Stored records:
(begin)
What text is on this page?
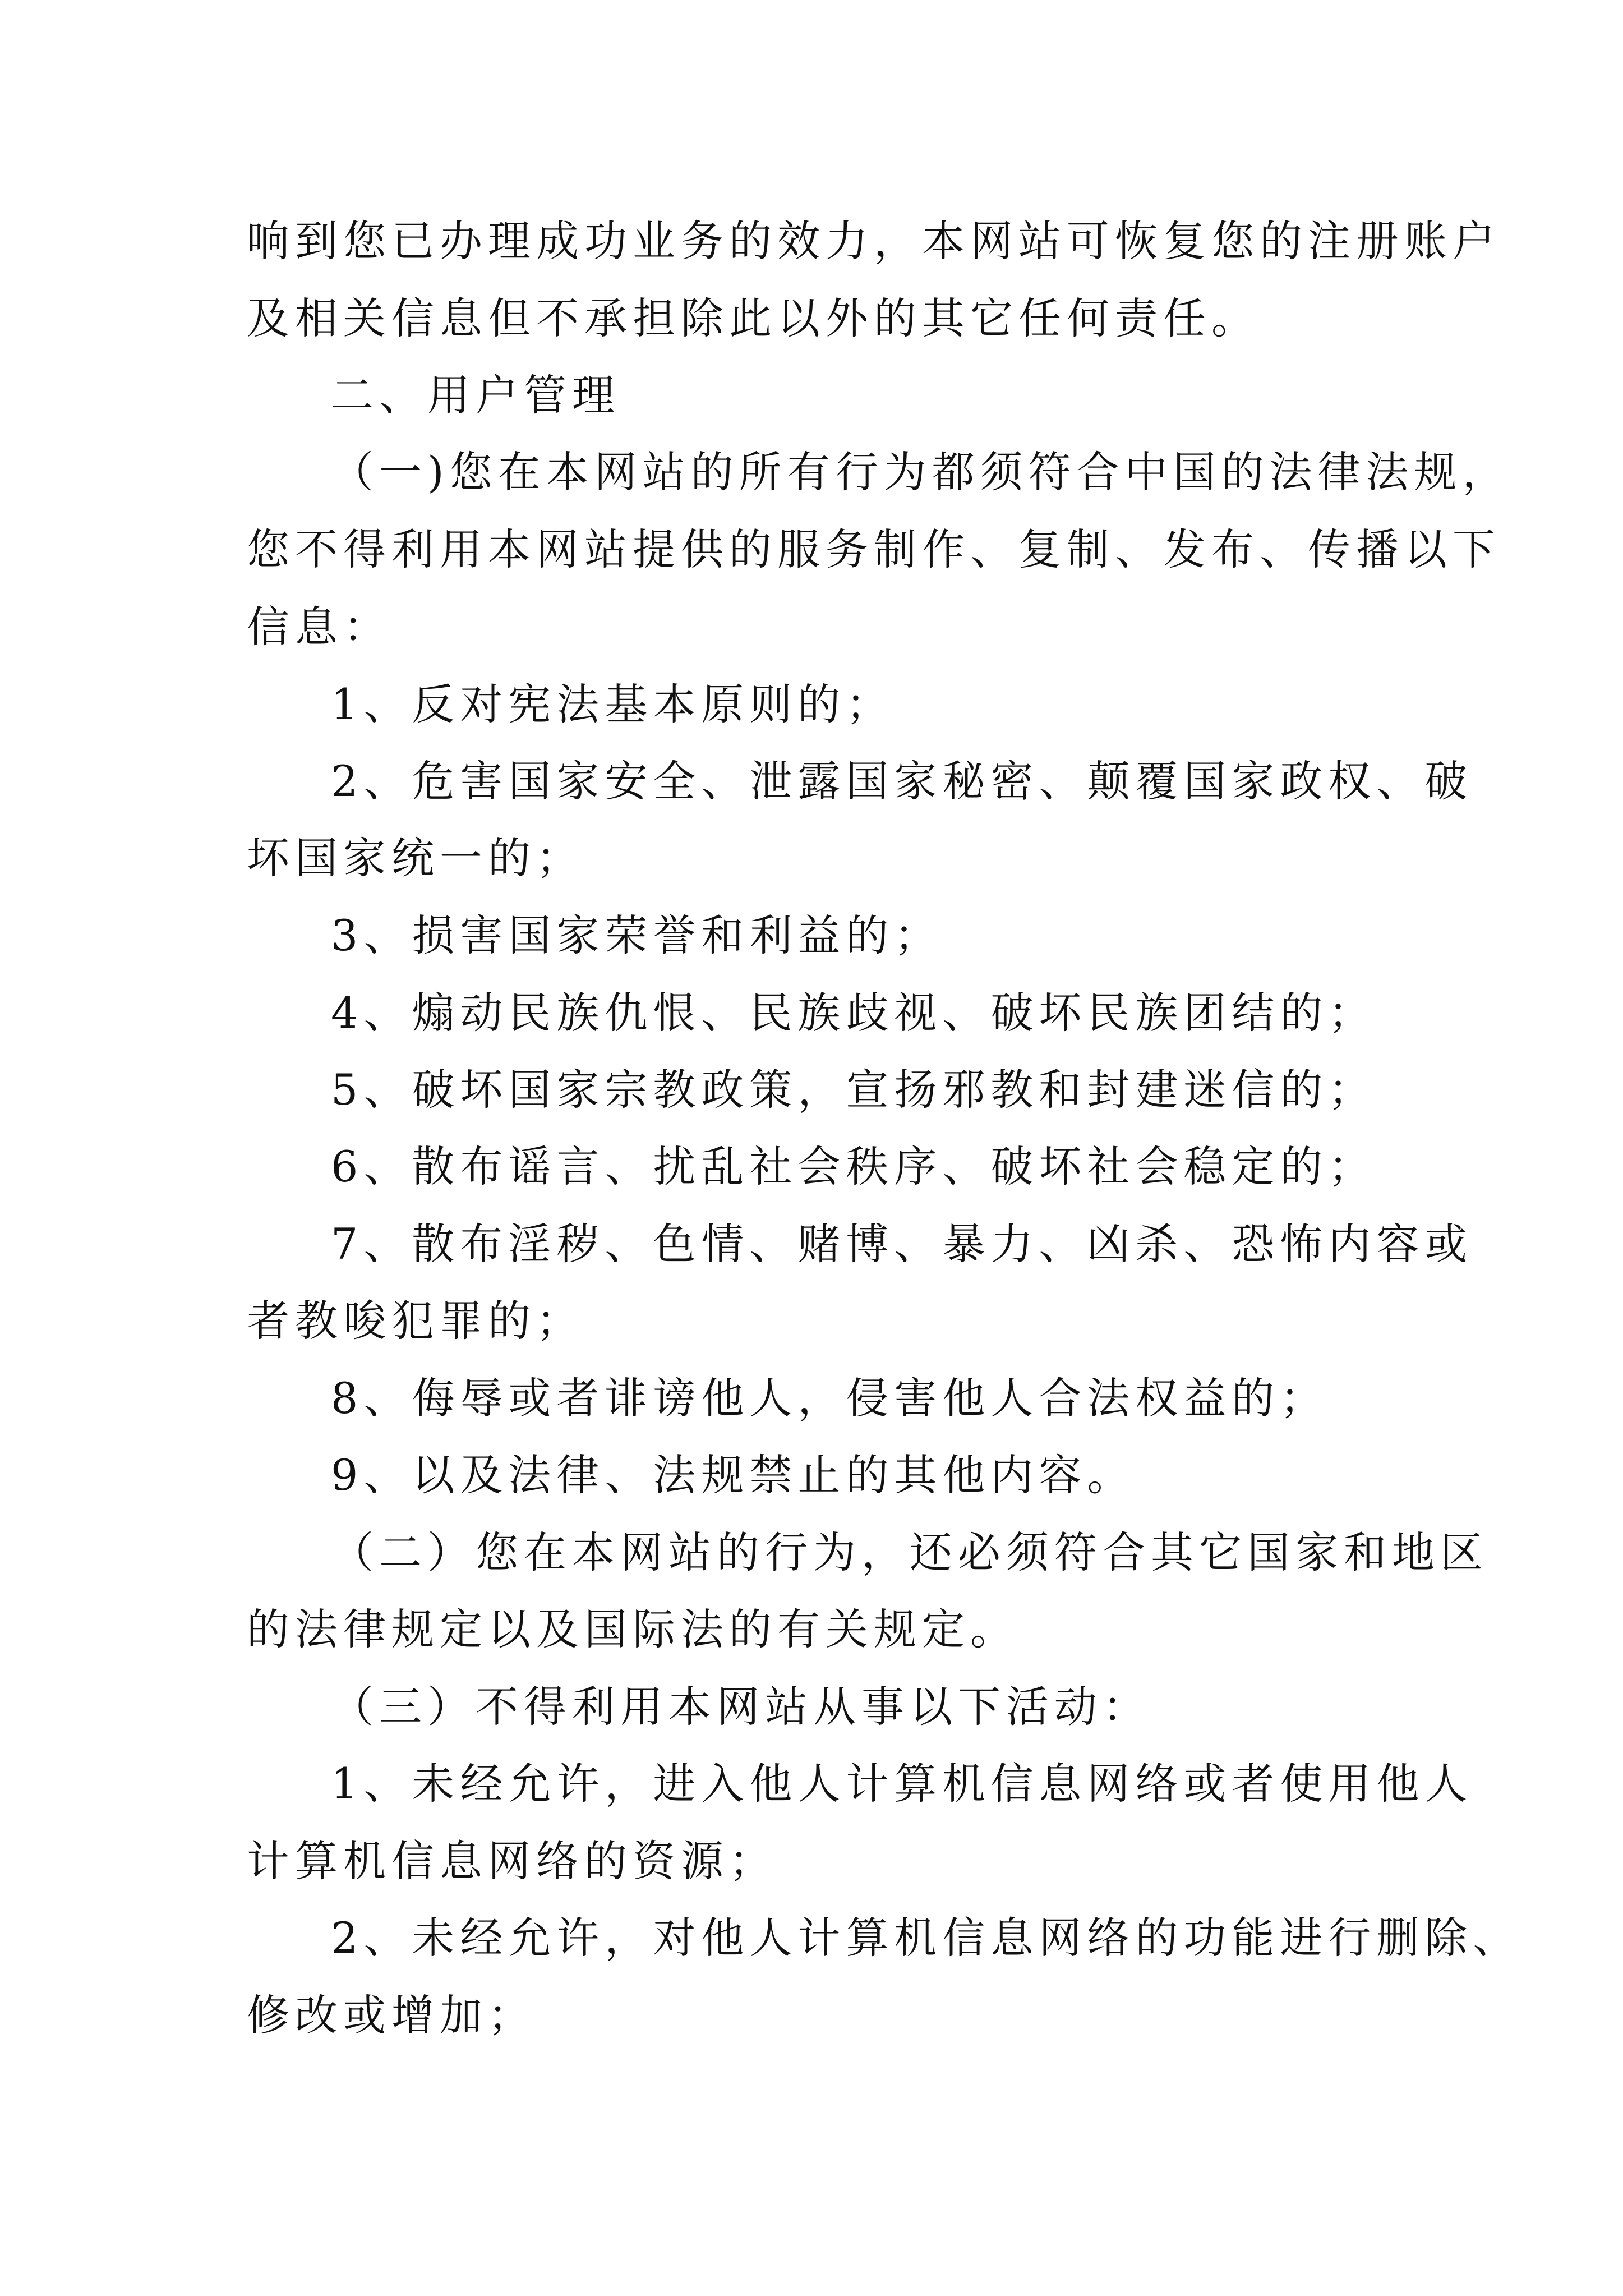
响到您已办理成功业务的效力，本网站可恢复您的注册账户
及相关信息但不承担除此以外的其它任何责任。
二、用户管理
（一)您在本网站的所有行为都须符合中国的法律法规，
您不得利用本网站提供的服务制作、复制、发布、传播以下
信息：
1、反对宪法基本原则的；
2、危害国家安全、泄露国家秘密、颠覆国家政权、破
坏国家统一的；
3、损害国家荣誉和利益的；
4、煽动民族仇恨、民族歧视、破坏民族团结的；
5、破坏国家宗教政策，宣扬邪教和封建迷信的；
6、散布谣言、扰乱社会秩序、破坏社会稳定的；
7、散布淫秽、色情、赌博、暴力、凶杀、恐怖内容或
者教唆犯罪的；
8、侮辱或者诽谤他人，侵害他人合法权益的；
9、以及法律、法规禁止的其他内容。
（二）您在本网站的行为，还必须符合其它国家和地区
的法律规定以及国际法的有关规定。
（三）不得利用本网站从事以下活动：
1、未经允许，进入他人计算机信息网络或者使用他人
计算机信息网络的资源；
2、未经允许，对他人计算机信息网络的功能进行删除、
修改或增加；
(end)
Directions for this task = Using the records above, find and show each line with the string "未经允许".

Solution to the problem =
1、未经允许，进入他人计算机信息网络或者使用他人
2、未经允许，对他人计算机信息网络的功能进行删除、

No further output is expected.